• [DATASET CONTENT]
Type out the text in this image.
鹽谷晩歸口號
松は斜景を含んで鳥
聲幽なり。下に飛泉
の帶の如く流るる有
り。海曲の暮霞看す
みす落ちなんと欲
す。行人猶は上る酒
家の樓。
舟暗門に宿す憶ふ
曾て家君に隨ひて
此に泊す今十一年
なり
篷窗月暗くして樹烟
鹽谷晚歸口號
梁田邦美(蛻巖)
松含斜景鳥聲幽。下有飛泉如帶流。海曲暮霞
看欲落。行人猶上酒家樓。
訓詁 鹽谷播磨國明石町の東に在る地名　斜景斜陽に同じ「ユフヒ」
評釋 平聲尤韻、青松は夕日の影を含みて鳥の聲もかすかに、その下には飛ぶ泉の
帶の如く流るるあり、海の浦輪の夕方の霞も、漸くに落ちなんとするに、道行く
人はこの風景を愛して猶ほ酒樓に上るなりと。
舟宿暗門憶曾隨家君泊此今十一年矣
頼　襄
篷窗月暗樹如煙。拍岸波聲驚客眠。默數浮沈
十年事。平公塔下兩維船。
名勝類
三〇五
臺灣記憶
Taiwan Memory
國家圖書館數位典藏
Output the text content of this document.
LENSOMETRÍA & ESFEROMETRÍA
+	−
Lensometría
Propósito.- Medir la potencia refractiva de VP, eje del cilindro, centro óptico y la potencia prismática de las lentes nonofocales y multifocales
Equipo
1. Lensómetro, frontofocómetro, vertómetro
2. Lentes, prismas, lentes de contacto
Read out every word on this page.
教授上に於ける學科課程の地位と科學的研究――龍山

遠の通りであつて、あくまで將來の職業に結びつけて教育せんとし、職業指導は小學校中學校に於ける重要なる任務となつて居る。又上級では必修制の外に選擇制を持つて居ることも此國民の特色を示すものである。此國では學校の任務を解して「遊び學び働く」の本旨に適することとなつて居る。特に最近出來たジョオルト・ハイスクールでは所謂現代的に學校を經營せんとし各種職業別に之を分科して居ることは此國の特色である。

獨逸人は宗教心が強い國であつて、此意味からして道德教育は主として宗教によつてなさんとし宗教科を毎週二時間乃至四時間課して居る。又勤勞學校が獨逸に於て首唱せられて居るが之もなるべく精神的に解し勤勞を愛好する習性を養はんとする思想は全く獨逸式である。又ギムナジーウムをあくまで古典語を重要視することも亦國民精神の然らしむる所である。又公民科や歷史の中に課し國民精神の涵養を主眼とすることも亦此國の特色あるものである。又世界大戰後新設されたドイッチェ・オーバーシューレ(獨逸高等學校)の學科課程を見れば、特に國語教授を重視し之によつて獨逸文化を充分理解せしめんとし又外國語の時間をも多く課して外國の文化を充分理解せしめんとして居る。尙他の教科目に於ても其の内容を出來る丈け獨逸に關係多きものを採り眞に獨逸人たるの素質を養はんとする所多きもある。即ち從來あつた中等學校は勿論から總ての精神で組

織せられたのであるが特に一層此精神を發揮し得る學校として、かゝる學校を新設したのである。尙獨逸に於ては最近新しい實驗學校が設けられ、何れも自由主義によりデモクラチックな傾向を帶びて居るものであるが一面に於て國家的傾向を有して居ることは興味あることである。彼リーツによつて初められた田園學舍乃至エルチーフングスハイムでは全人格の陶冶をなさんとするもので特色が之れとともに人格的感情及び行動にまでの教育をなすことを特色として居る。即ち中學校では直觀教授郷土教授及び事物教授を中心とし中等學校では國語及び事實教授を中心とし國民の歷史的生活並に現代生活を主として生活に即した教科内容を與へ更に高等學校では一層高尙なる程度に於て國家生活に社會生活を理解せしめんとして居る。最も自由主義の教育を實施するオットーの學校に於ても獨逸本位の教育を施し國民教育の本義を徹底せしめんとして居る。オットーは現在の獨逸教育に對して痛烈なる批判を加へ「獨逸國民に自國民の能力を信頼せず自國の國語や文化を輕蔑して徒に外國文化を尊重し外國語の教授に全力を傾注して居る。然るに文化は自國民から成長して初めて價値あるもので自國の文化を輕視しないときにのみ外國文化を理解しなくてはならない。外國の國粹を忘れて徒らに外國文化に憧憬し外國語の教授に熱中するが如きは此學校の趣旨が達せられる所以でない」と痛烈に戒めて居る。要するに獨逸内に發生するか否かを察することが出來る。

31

• [STATED PROBLEM]
Copy out every line from the material above in which the word "this" appears.

• [ANSWER IN FULL]
Type out the text in this image.
Output the text content of this document.
Read out every word on this page.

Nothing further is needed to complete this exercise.